Goal of the exercise: Print the data exactly, leaving nothing out.

Data to process:
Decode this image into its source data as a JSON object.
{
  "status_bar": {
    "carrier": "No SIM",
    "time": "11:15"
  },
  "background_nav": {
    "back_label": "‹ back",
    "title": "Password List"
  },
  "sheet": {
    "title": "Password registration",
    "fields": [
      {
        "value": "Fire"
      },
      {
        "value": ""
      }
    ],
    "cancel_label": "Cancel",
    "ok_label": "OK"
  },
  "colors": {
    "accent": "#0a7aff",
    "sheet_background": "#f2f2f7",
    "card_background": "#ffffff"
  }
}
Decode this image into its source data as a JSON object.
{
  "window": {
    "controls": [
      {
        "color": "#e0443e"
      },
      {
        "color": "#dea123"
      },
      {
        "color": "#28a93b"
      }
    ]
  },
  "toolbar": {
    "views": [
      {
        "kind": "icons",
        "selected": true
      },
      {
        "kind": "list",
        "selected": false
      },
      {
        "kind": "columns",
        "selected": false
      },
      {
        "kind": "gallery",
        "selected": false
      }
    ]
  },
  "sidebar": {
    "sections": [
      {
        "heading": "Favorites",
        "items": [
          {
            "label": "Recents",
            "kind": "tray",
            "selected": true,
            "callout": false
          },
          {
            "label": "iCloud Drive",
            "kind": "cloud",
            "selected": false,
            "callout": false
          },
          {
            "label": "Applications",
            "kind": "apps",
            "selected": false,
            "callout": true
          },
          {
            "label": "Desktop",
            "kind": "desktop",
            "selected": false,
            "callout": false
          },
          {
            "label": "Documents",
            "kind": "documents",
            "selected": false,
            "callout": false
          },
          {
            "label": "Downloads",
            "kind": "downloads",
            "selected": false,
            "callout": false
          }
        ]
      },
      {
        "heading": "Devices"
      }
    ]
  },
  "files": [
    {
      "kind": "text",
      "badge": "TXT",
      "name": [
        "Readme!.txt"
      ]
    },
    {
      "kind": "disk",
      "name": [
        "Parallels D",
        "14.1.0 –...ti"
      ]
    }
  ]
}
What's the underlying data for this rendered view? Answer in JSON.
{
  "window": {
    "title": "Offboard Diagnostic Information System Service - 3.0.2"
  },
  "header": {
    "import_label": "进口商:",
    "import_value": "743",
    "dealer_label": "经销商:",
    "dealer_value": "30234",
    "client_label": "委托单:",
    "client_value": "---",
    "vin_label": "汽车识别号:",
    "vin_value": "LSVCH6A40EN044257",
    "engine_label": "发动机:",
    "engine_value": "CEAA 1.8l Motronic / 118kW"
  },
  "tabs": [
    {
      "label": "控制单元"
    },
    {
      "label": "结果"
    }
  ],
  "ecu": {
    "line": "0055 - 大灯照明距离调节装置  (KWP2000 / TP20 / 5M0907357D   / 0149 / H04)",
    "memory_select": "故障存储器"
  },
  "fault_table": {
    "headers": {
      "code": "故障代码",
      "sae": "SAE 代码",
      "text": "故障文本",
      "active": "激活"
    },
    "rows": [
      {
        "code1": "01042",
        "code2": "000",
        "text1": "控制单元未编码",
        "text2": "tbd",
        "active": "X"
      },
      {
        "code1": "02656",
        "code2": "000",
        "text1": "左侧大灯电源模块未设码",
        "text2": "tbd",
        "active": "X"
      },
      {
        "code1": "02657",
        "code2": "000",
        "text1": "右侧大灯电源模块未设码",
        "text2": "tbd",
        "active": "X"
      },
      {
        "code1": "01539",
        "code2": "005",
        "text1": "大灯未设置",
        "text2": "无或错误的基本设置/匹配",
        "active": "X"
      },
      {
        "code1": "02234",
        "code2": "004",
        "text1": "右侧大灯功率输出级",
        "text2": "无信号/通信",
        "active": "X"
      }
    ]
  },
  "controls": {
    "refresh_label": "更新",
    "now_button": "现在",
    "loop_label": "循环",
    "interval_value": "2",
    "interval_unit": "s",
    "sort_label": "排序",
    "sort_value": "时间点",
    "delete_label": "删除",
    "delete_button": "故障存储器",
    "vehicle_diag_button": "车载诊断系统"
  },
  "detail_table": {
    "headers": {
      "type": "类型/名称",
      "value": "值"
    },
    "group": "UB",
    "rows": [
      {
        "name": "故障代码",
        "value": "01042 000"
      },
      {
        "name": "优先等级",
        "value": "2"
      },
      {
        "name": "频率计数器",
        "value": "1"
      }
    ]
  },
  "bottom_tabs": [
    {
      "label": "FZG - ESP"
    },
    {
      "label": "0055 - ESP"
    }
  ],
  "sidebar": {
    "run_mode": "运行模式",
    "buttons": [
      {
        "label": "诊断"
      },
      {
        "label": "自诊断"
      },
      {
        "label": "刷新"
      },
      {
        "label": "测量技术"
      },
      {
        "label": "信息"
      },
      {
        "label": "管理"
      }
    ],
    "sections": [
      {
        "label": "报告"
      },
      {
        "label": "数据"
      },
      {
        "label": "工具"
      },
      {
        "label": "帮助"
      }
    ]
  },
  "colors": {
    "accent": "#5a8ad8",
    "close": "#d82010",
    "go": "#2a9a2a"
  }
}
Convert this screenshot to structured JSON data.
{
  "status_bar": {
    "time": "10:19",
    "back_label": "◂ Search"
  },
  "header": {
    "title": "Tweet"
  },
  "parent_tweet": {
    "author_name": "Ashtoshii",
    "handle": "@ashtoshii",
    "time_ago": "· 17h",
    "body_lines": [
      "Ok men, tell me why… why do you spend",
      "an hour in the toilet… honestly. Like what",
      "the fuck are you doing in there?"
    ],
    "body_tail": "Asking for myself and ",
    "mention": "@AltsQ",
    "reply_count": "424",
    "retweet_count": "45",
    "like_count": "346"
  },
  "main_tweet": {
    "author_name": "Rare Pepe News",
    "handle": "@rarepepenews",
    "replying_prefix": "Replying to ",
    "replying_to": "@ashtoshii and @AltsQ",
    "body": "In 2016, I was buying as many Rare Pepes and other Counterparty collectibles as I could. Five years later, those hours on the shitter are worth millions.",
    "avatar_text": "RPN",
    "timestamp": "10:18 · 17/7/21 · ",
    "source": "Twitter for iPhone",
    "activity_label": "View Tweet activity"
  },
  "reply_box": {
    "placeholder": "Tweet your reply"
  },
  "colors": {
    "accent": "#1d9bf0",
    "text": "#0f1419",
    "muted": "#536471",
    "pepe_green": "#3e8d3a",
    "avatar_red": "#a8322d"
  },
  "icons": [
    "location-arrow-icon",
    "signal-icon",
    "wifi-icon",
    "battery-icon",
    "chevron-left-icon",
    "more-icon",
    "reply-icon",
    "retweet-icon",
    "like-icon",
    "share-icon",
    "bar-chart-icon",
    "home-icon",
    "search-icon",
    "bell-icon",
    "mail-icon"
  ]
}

Finished exercise:
Decode this image into its source data as a JSON object.
{
  "status_bar": {
    "carrier": "No SIM",
    "time": "11:15"
  },
  "background_nav": {
    "back_label": "‹ back",
    "title": "Password List"
  },
  "sheet": {
    "title": "Password registration",
    "fields": [
      {
        "value": "Fire"
      },
      {
        "value": ""
      }
    ],
    "cancel_label": "Cancel",
    "ok_label": "OK"
  },
  "colors": {
    "accent": "#0a7aff",
    "sheet_background": "#f2f2f7",
    "card_background": "#ffffff"
  }
}
Decode this image into its source data as a JSON object.
{
  "window": {
    "controls": [
      {
        "color": "#e0443e"
      },
      {
        "color": "#dea123"
      },
      {
        "color": "#28a93b"
      }
    ]
  },
  "toolbar": {
    "views": [
      {
        "kind": "icons",
        "selected": true
      },
      {
        "kind": "list",
        "selected": false
      },
      {
        "kind": "columns",
        "selected": false
      },
      {
        "kind": "gallery",
        "selected": false
      }
    ]
  },
  "sidebar": {
    "sections": [
      {
        "heading": "Favorites",
        "items": [
          {
            "label": "Recents",
            "kind": "tray",
            "selected": true,
            "callout": false
          },
          {
            "label": "iCloud Drive",
            "kind": "cloud",
            "selected": false,
            "callout": false
          },
          {
            "label": "Applications",
            "kind": "apps",
            "selected": false,
            "callout": true
          },
          {
            "label": "Desktop",
            "kind": "desktop",
            "selected": false,
            "callout": false
          },
          {
            "label": "Documents",
            "kind": "documents",
            "selected": false,
            "callout": false
          },
          {
            "label": "Downloads",
            "kind": "downloads",
            "selected": false,
            "callout": false
          }
        ]
      },
      {
        "heading": "Devices"
      }
    ]
  },
  "files": [
    {
      "kind": "text",
      "badge": "TXT",
      "name": [
        "Readme!.txt"
      ]
    },
    {
      "kind": "disk",
      "name": [
        "Parallels D",
        "14.1.0 –...ti"
      ]
    }
  ]
}
What's the underlying data for this rendered view? Answer in JSON.
{
  "window": {
    "title": "Offboard Diagnostic Information System Service - 3.0.2"
  },
  "header": {
    "import_label": "进口商:",
    "import_value": "743",
    "dealer_label": "经销商:",
    "dealer_value": "30234",
    "client_label": "委托单:",
    "client_value": "---",
    "vin_label": "汽车识别号:",
    "vin_value": "LSVCH6A40EN044257",
    "engine_label": "发动机:",
    "engine_value": "CEAA 1.8l Motronic / 118kW"
  },
  "tabs": [
    {
      "label": "控制单元"
    },
    {
      "label": "结果"
    }
  ],
  "ecu": {
    "line": "0055 - 大灯照明距离调节装置  (KWP2000 / TP20 / 5M0907357D   / 0149 / H04)",
    "memory_select": "故障存储器"
  },
  "fault_table": {
    "headers": {
      "code": "故障代码",
      "sae": "SAE 代码",
      "text": "故障文本",
      "active": "激活"
    },
    "rows": [
      {
        "code1": "01042",
        "code2": "000",
        "text1": "控制单元未编码",
        "text2": "tbd",
        "active": "X"
      },
      {
        "code1": "02656",
        "code2": "000",
        "text1": "左侧大灯电源模块未设码",
        "text2": "tbd",
        "active": "X"
      },
      {
        "code1": "02657",
        "code2": "000",
        "text1": "右侧大灯电源模块未设码",
        "text2": "tbd",
        "active": "X"
      },
      {
        "code1": "01539",
        "code2": "005",
        "text1": "大灯未设置",
        "text2": "无或错误的基本设置/匹配",
        "active": "X"
      },
      {
        "code1": "02234",
        "code2": "004",
        "text1": "右侧大灯功率输出级",
        "text2": "无信号/通信",
        "active": "X"
      }
    ]
  },
  "controls": {
    "refresh_label": "更新",
    "now_button": "现在",
    "loop_label": "循环",
    "interval_value": "2",
    "interval_unit": "s",
    "sort_label": "排序",
    "sort_value": "时间点",
    "delete_label": "删除",
    "delete_button": "故障存储器",
    "vehicle_diag_button": "车载诊断系统"
  },
  "detail_table": {
    "headers": {
      "type": "类型/名称",
      "value": "值"
    },
    "group": "UB",
    "rows": [
      {
        "name": "故障代码",
        "value": "01042 000"
      },
      {
        "name": "优先等级",
        "value": "2"
      },
      {
        "name": "频率计数器",
        "value": "1"
      }
    ]
  },
  "bottom_tabs": [
    {
      "label": "FZG - ESP"
    },
    {
      "label": "0055 - ESP"
    }
  ],
  "sidebar": {
    "run_mode": "运行模式",
    "buttons": [
      {
        "label": "诊断"
      },
      {
        "label": "自诊断"
      },
      {
        "label": "刷新"
      },
      {
        "label": "测量技术"
      },
      {
        "label": "信息"
      },
      {
        "label": "管理"
      }
    ],
    "sections": [
      {
        "label": "报告"
      },
      {
        "label": "数据"
      },
      {
        "label": "工具"
      },
      {
        "label": "帮助"
      }
    ]
  },
  "colors": {
    "accent": "#5a8ad8",
    "close": "#d82010",
    "go": "#2a9a2a"
  }
}
Convert this screenshot to structured JSON data.
{
  "status_bar": {
    "time": "10:19",
    "back_label": "◂ Search"
  },
  "header": {
    "title": "Tweet"
  },
  "parent_tweet": {
    "author_name": "Ashtoshii",
    "handle": "@ashtoshii",
    "time_ago": "· 17h",
    "body_lines": [
      "Ok men, tell me why… why do you spend",
      "an hour in the toilet… honestly. Like what",
      "the fuck are you doing in there?"
    ],
    "body_tail": "Asking for myself and ",
    "mention": "@AltsQ",
    "reply_count": "424",
    "retweet_count": "45",
    "like_count": "346"
  },
  "main_tweet": {
    "author_name": "Rare Pepe News",
    "handle": "@rarepepenews",
    "replying_prefix": "Replying to ",
    "replying_to": "@ashtoshii and @AltsQ",
    "body": "In 2016, I was buying as many Rare Pepes and other Counterparty collectibles as I could. Five years later, those hours on the shitter are worth millions.",
    "avatar_text": "RPN",
    "timestamp": "10:18 · 17/7/21 · ",
    "source": "Twitter for iPhone",
    "activity_label": "View Tweet activity"
  },
  "reply_box": {
    "placeholder": "Tweet your reply"
  },
  "colors": {
    "accent": "#1d9bf0",
    "text": "#0f1419",
    "muted": "#536471",
    "pepe_green": "#3e8d3a",
    "avatar_red": "#a8322d"
  },
  "icons": [
    "location-arrow-icon",
    "signal-icon",
    "wifi-icon",
    "battery-icon",
    "chevron-left-icon",
    "more-icon",
    "reply-icon",
    "retweet-icon",
    "like-icon",
    "share-icon",
    "bar-chart-icon",
    "home-icon",
    "search-icon",
    "bell-icon",
    "mail-icon"
  ]
}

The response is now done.